WRITTEN INSTRUCTION:
Keep the images out and copy every entry below exactly.

-- BEGIN INPUT --

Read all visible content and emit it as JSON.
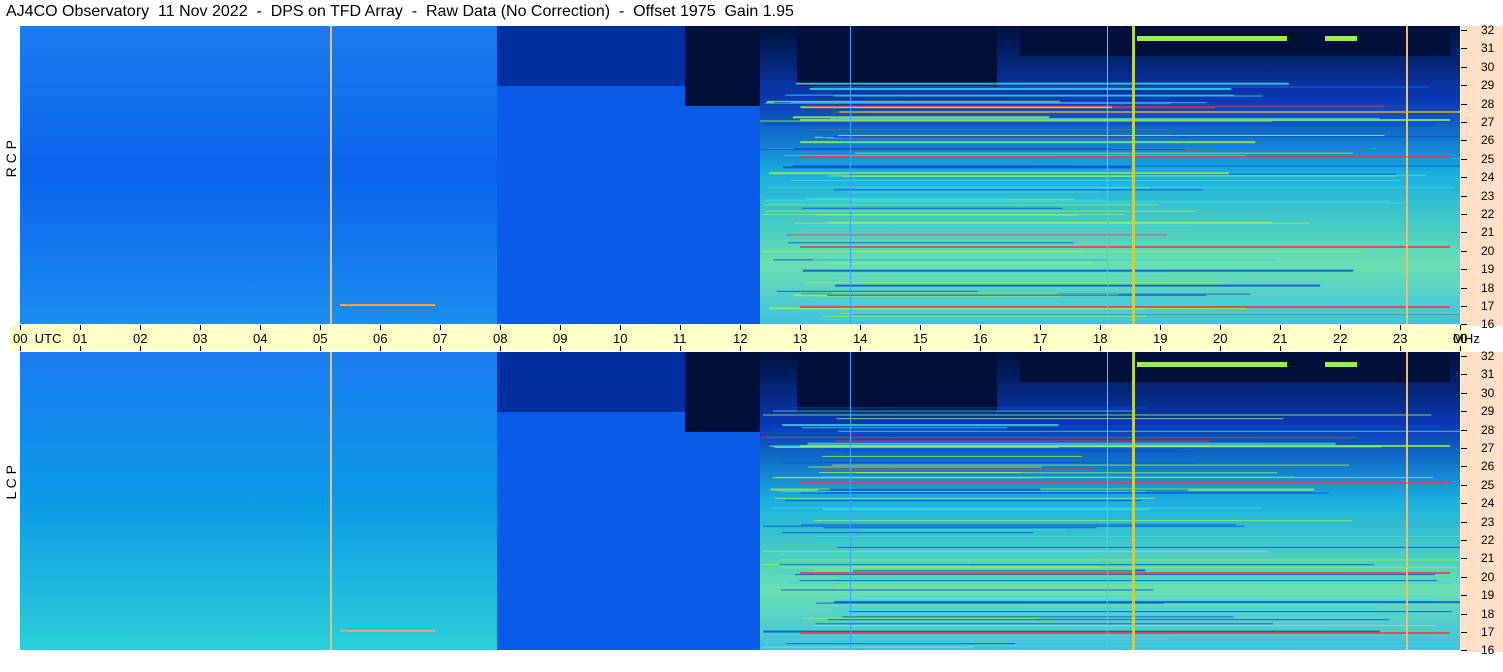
{
  "header": {
    "title": "AJ4CO Observatory  11 Nov 2022  -  DPS on TFD Array  -  Raw Data (No Correction)  -  Offset 1975  Gain 1.95"
  },
  "panels": [
    {
      "id": "rcp",
      "label": "R C P"
    },
    {
      "id": "lcp",
      "label": "L C P"
    }
  ],
  "time_axis": {
    "labels": [
      "00  UTC",
      "01",
      "02",
      "03",
      "04",
      "05",
      "06",
      "07",
      "08",
      "09",
      "10",
      "11",
      "12",
      "13",
      "14",
      "15",
      "16",
      "17",
      "18",
      "19",
      "20",
      "21",
      "22",
      "23",
      "00"
    ],
    "unit": "MHz"
  },
  "freq_axis": {
    "labels": [
      "32",
      "31",
      "30",
      "29",
      "28",
      "27",
      "26",
      "25",
      "24",
      "23",
      "22",
      "21",
      "20",
      "19",
      "18",
      "17",
      "16"
    ]
  },
  "colors": {
    "quiet": "#0a5ce8",
    "night": "#00103a",
    "hot": "#9cf04a",
    "rfi": "#ff3040",
    "axis_time_bg": "#ffffc8",
    "axis_freq_bg": "#ffdfc6"
  }
}
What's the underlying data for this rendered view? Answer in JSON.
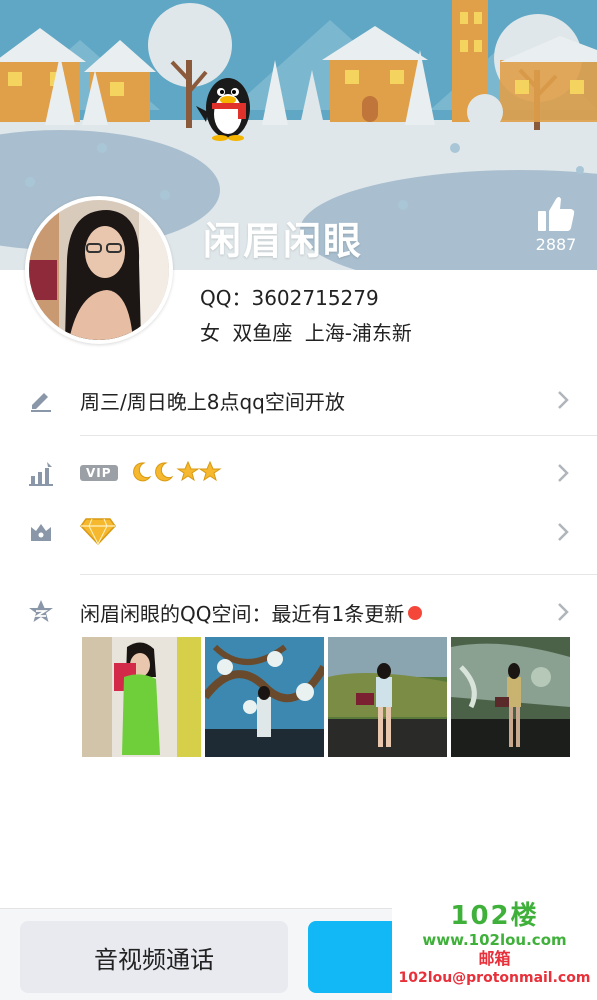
{
  "profile": {
    "nickname": "闲眉闲眼",
    "like_count": "2887",
    "qq_label": "QQ：3602715279",
    "meta": "女  双鱼座  上海-浦东新"
  },
  "rows": {
    "signature": "周三/周日晚上8点qq空间开放",
    "vip_badge": "VIP",
    "qzone": "闲眉闲眼的QQ空间：最近有1条更新"
  },
  "actions": {
    "call_label": "音视频通话",
    "send_label": ""
  },
  "watermark": {
    "logo": "102楼",
    "site": "www.102lou.com",
    "mail_label": "邮箱",
    "email": "102lou@protonmail.com"
  },
  "colors": {
    "accent": "#12b7f5",
    "banner_sky": "#5fa7c4",
    "red_dot": "#f4473a",
    "watermark_green": "#3fb03a",
    "watermark_red": "#e8303a"
  }
}
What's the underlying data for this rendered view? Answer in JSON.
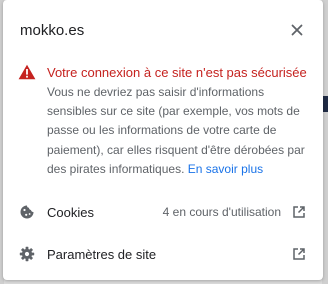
{
  "site": {
    "name": "mokko.es"
  },
  "warning": {
    "title": "Votre connexion à ce site n'est pas sécurisée",
    "body": "Vous ne devriez pas saisir d'informations sensibles sur ce site (par exemple, vos mots de passe ou les informations de votre carte de paiement), car elles risquent d'être dérobées par des pirates informatiques. ",
    "learn_more": "En savoir plus",
    "color": "#c5221f"
  },
  "rows": {
    "cookies": {
      "label": "Cookies",
      "value": "4 en cours d'utilisation",
      "icon": "cookie-icon"
    },
    "site_settings": {
      "label": "Paramètres de site",
      "icon": "gear-icon"
    }
  },
  "colors": {
    "link": "#1a73e8",
    "text": "#202124",
    "secondary_text": "#5f6368"
  }
}
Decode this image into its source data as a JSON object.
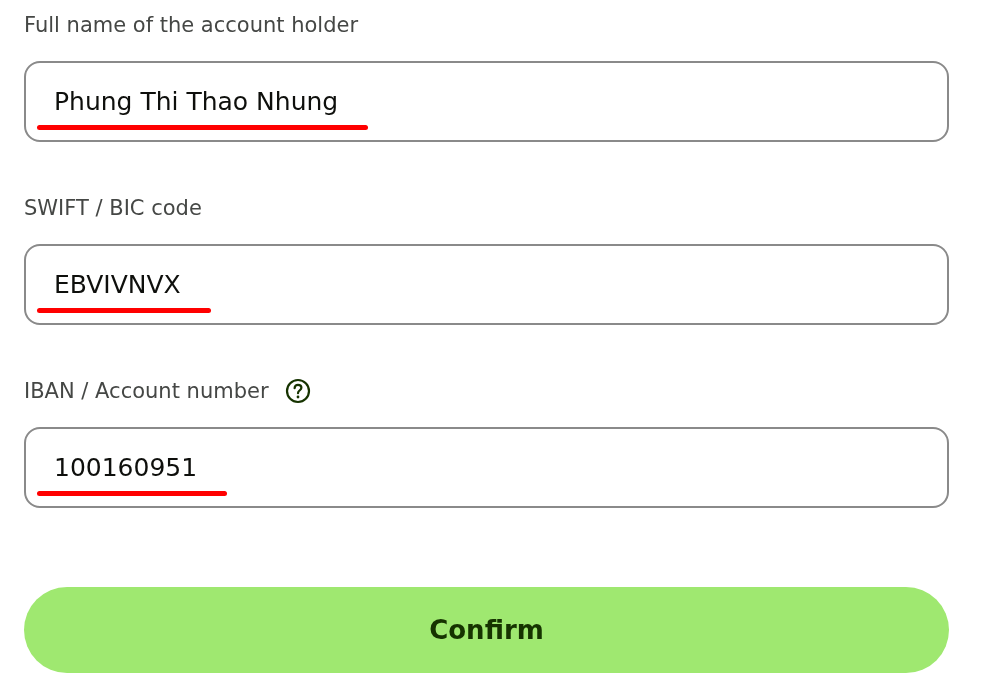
{
  "fields": [
    {
      "label": "Full name of the account holder",
      "help_icon": false,
      "value": "Phung Thi Thao Nhung",
      "underlined": true
    },
    {
      "label": "SWIFT / BIC code",
      "help_icon": false,
      "value": "EBVIVNVX",
      "underlined": true
    },
    {
      "label": "IBAN / Account number",
      "help_icon": true,
      "value": "100160951",
      "underlined": true
    }
  ],
  "button": {
    "label": "Confirm"
  }
}
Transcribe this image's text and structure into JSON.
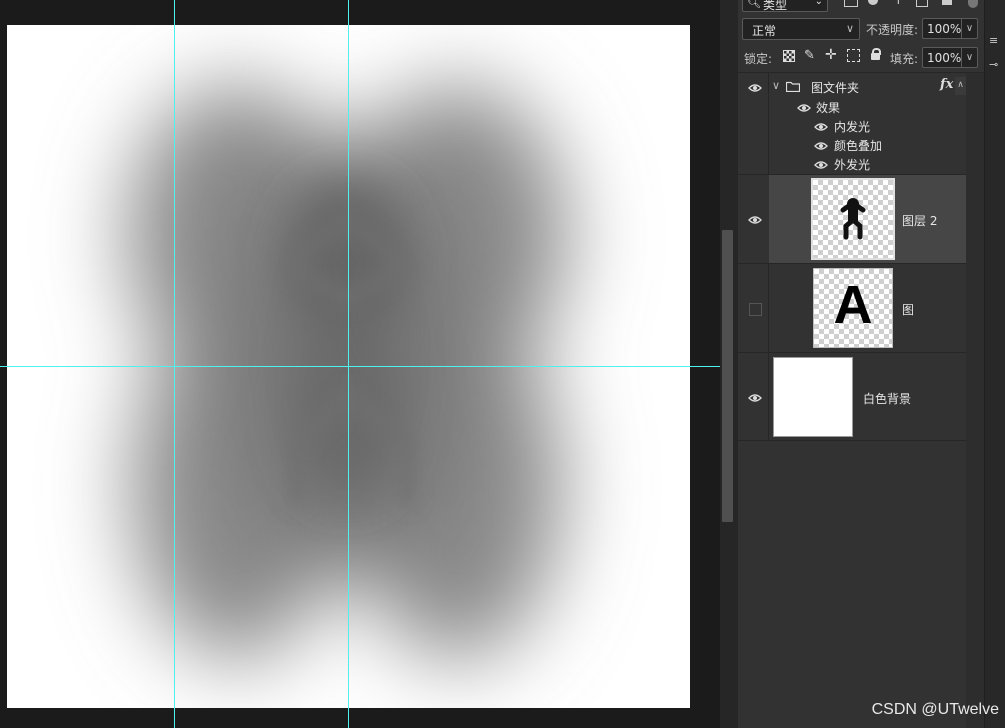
{
  "search": {
    "filter_label": "类型"
  },
  "blend": {
    "mode": "正常",
    "opacity_label": "不透明度:",
    "opacity_value": "100%"
  },
  "lock": {
    "label": "锁定:",
    "fill_label": "填充:",
    "fill_value": "100%"
  },
  "layers": {
    "group": {
      "name": "图文件夹",
      "fx_label": "fx",
      "effects_label": "效果",
      "effects": [
        "内发光",
        "颜色叠加",
        "外发光"
      ]
    },
    "layer2": {
      "name": "图层 2"
    },
    "layer_a": {
      "name": "图",
      "thumb_text": "A"
    },
    "background": {
      "name": "白色背景"
    }
  },
  "watermark": "CSDN @UTwelve",
  "colors": {
    "guide": "#4ff0f0",
    "panel_bg": "#323232",
    "selected_row": "#464646"
  }
}
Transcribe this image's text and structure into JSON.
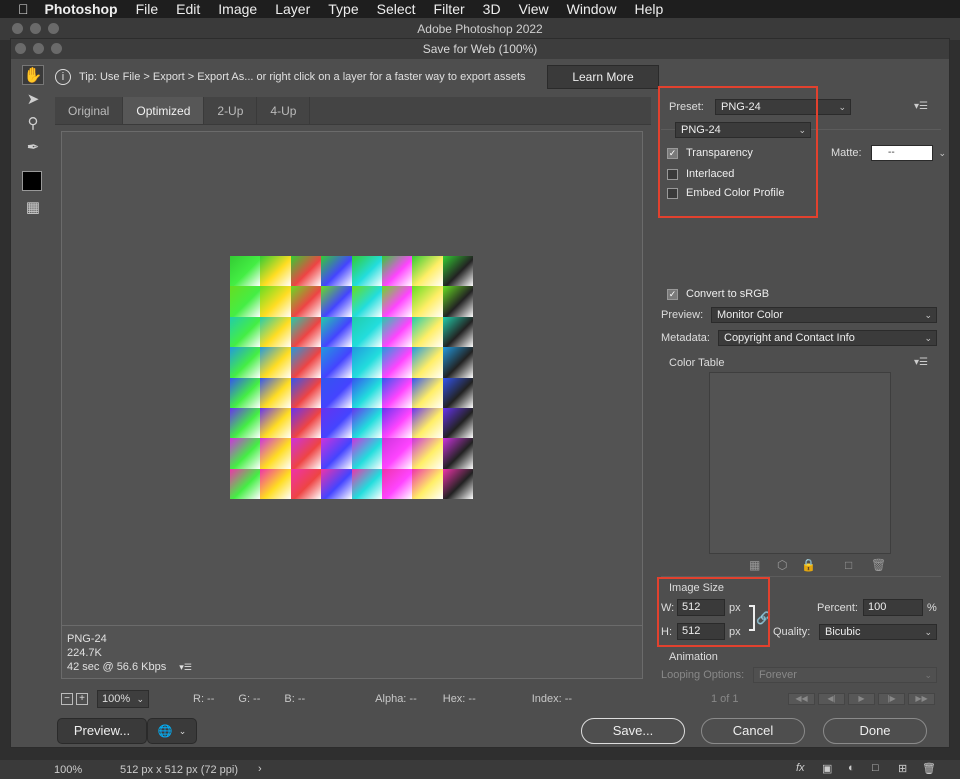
{
  "menubar": {
    "apple": "",
    "app_name": "Photoshop",
    "items": [
      "File",
      "Edit",
      "Image",
      "Layer",
      "Type",
      "Select",
      "Filter",
      "3D",
      "View",
      "Window",
      "Help"
    ]
  },
  "ps_window_title": "Adobe Photoshop 2022",
  "dialog": {
    "title": "Save for Web (100%)",
    "tip": "Tip: Use File > Export > Export As...  or right click on a layer for a faster way to export assets",
    "learn_more": "Learn More",
    "tabs": [
      {
        "label": "Original",
        "active": false
      },
      {
        "label": "Optimized",
        "active": true
      },
      {
        "label": "2-Up",
        "active": false
      },
      {
        "label": "4-Up",
        "active": false
      }
    ],
    "image_info": {
      "format": "PNG-24",
      "size": "224.7K",
      "download": "42 sec @ 56.6 Kbps"
    },
    "bottom_bar": {
      "zoom": "100%",
      "r": "R: --",
      "g": "G: --",
      "b": "B: --",
      "alpha": "Alpha: --",
      "hex": "Hex: --",
      "index": "Index: --"
    },
    "buttons": {
      "preview": "Preview...",
      "save": "Save...",
      "cancel": "Cancel",
      "done": "Done"
    },
    "settings": {
      "preset_label": "Preset:",
      "preset_value": "PNG-24",
      "format_value": "PNG-24",
      "transparency_label": "Transparency",
      "transparency_checked": true,
      "matte_label": "Matte:",
      "matte_value": "--",
      "interlaced_label": "Interlaced",
      "interlaced_checked": false,
      "embed_profile_label": "Embed Color Profile",
      "embed_profile_checked": false,
      "convert_srgb_label": "Convert to sRGB",
      "convert_srgb_checked": true,
      "preview_label": "Preview:",
      "preview_value": "Monitor Color",
      "metadata_label": "Metadata:",
      "metadata_value": "Copyright and Contact Info",
      "color_table_label": "Color Table"
    },
    "image_size": {
      "heading": "Image Size",
      "w_label": "W:",
      "w_value": "512",
      "h_label": "H:",
      "h_value": "512",
      "unit": "px",
      "percent_label": "Percent:",
      "percent_value": "100",
      "percent_unit": "%",
      "quality_label": "Quality:",
      "quality_value": "Bicubic"
    },
    "animation": {
      "heading": "Animation",
      "looping_label": "Looping Options:",
      "looping_value": "Forever",
      "frame_counter": "1 of 1"
    }
  },
  "footer": {
    "zoom": "100%",
    "doc_size": "512 px x 512 px (72 ppi)"
  },
  "colors": {
    "highlight_box": "#e2412e",
    "dialog_bg": "#4e4e4e"
  }
}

-- END INPUT --

ANSWER FOR THIS EXERCISE:
Read all visible content and emit it as JSON.
{
  "header": {
    "title": "AJ4CO Observatory  11 Nov 2022  -  DPS on TFD Array  -  Raw Data (No Correction)  -  Offset 1975  Gain 1.95"
  },
  "panels": [
    {
      "id": "rcp",
      "label": "R C P"
    },
    {
      "id": "lcp",
      "label": "L C P"
    }
  ],
  "time_axis": {
    "labels": [
      "00  UTC",
      "01",
      "02",
      "03",
      "04",
      "05",
      "06",
      "07",
      "08",
      "09",
      "10",
      "11",
      "12",
      "13",
      "14",
      "15",
      "16",
      "17",
      "18",
      "19",
      "20",
      "21",
      "22",
      "23",
      "00"
    ],
    "unit": "MHz"
  },
  "freq_axis": {
    "labels": [
      "32",
      "31",
      "30",
      "29",
      "28",
      "27",
      "26",
      "25",
      "24",
      "23",
      "22",
      "21",
      "20",
      "19",
      "18",
      "17",
      "16"
    ]
  },
  "colors": {
    "quiet": "#0a5ce8",
    "night": "#00103a",
    "hot": "#9cf04a",
    "rfi": "#ff3040",
    "axis_time_bg": "#ffffc8",
    "axis_freq_bg": "#ffdfc6"
  }
}
What's the underlying data for this rendered view? Answer in JSON.
{
  "profile": {
    "nickname": "闲眉闲眼",
    "like_count": "2887",
    "qq_label": "QQ：3602715279",
    "meta": "女  双鱼座  上海-浦东新"
  },
  "rows": {
    "signature": "周三/周日晚上8点qq空间开放",
    "vip_badge": "VIP",
    "qzone": "闲眉闲眼的QQ空间：最近有1条更新"
  },
  "actions": {
    "call_label": "音视频通话",
    "send_label": ""
  },
  "watermark": {
    "logo": "102楼",
    "site": "www.102lou.com",
    "mail_label": "邮箱",
    "email": "102lou@protonmail.com"
  },
  "colors": {
    "accent": "#12b7f5",
    "banner_sky": "#5fa7c4",
    "red_dot": "#f4473a",
    "watermark_green": "#3fb03a",
    "watermark_red": "#e8303a"
  }
}
What's the underlying data for this rendered view? Answer in JSON.
{
  "site": {
    "name": "mokko.es"
  },
  "warning": {
    "title": "Votre connexion à ce site n'est pas sécurisée",
    "body": "Vous ne devriez pas saisir d'informations sensibles sur ce site (par exemple, vos mots de passe ou les informations de votre carte de paiement), car elles risquent d'être dérobées par des pirates informatiques. ",
    "learn_more": "En savoir plus",
    "color": "#c5221f"
  },
  "rows": {
    "cookies": {
      "label": "Cookies",
      "value": "4 en cours d'utilisation",
      "icon": "cookie-icon"
    },
    "site_settings": {
      "label": "Paramètres de site",
      "icon": "gear-icon"
    }
  },
  "colors": {
    "link": "#1a73e8",
    "text": "#202124",
    "secondary_text": "#5f6368"
  }
}
Decode this image into its source data as a JSON object.
{
  "fields": [
    {
      "label": "Full name of the account holder",
      "help_icon": false,
      "value": "Phung Thi Thao Nhung",
      "underlined": true
    },
    {
      "label": "SWIFT / BIC code",
      "help_icon": false,
      "value": "EBVIVNVX",
      "underlined": true
    },
    {
      "label": "IBAN / Account number",
      "help_icon": true,
      "value": "100160951",
      "underlined": true
    }
  ],
  "button": {
    "label": "Confirm"
  }
}
Transcribe this image's text and structure into JSON.
{
  "search": {
    "filter_label": "类型"
  },
  "blend": {
    "mode": "正常",
    "opacity_label": "不透明度:",
    "opacity_value": "100%"
  },
  "lock": {
    "label": "锁定:",
    "fill_label": "填充:",
    "fill_value": "100%"
  },
  "layers": {
    "group": {
      "name": "图文件夹",
      "fx_label": "fx",
      "effects_label": "效果",
      "effects": [
        "内发光",
        "颜色叠加",
        "外发光"
      ]
    },
    "layer2": {
      "name": "图层 2"
    },
    "layer_a": {
      "name": "图",
      "thumb_text": "A"
    },
    "background": {
      "name": "白色背景"
    }
  },
  "watermark": "CSDN @UTwelve",
  "colors": {
    "guide": "#4ff0f0",
    "panel_bg": "#323232",
    "selected_row": "#464646"
  }
}
Transcribe this image's text and structure into JSON.
{
  "menubar": {
    "apple": "",
    "app_name": "Photoshop",
    "items": [
      "File",
      "Edit",
      "Image",
      "Layer",
      "Type",
      "Select",
      "Filter",
      "3D",
      "View",
      "Window",
      "Help"
    ]
  },
  "ps_window_title": "Adobe Photoshop 2022",
  "dialog": {
    "title": "Save for Web (100%)",
    "tip": "Tip: Use File > Export > Export As...  or right click on a layer for a faster way to export assets",
    "learn_more": "Learn More",
    "tabs": [
      {
        "label": "Original",
        "active": false
      },
      {
        "label": "Optimized",
        "active": true
      },
      {
        "label": "2-Up",
        "active": false
      },
      {
        "label": "4-Up",
        "active": false
      }
    ],
    "image_info": {
      "format": "PNG-24",
      "size": "224.7K",
      "download": "42 sec @ 56.6 Kbps"
    },
    "bottom_bar": {
      "zoom": "100%",
      "r": "R: --",
      "g": "G: --",
      "b": "B: --",
      "alpha": "Alpha: --",
      "hex": "Hex: --",
      "index": "Index: --"
    },
    "buttons": {
      "preview": "Preview...",
      "save": "Save...",
      "cancel": "Cancel",
      "done": "Done"
    },
    "settings": {
      "preset_label": "Preset:",
      "preset_value": "PNG-24",
      "format_value": "PNG-24",
      "transparency_label": "Transparency",
      "transparency_checked": true,
      "matte_label": "Matte:",
      "matte_value": "--",
      "interlaced_label": "Interlaced",
      "interlaced_checked": false,
      "embed_profile_label": "Embed Color Profile",
      "embed_profile_checked": false,
      "convert_srgb_label": "Convert to sRGB",
      "convert_srgb_checked": true,
      "preview_label": "Preview:",
      "preview_value": "Monitor Color",
      "metadata_label": "Metadata:",
      "metadata_value": "Copyright and Contact Info",
      "color_table_label": "Color Table"
    },
    "image_size": {
      "heading": "Image Size",
      "w_label": "W:",
      "w_value": "512",
      "h_label": "H:",
      "h_value": "512",
      "unit": "px",
      "percent_label": "Percent:",
      "percent_value": "100",
      "percent_unit": "%",
      "quality_label": "Quality:",
      "quality_value": "Bicubic"
    },
    "animation": {
      "heading": "Animation",
      "looping_label": "Looping Options:",
      "looping_value": "Forever",
      "frame_counter": "1 of 1"
    }
  },
  "footer": {
    "zoom": "100%",
    "doc_size": "512 px x 512 px (72 ppi)"
  },
  "colors": {
    "highlight_box": "#e2412e",
    "dialog_bg": "#4e4e4e"
  }
}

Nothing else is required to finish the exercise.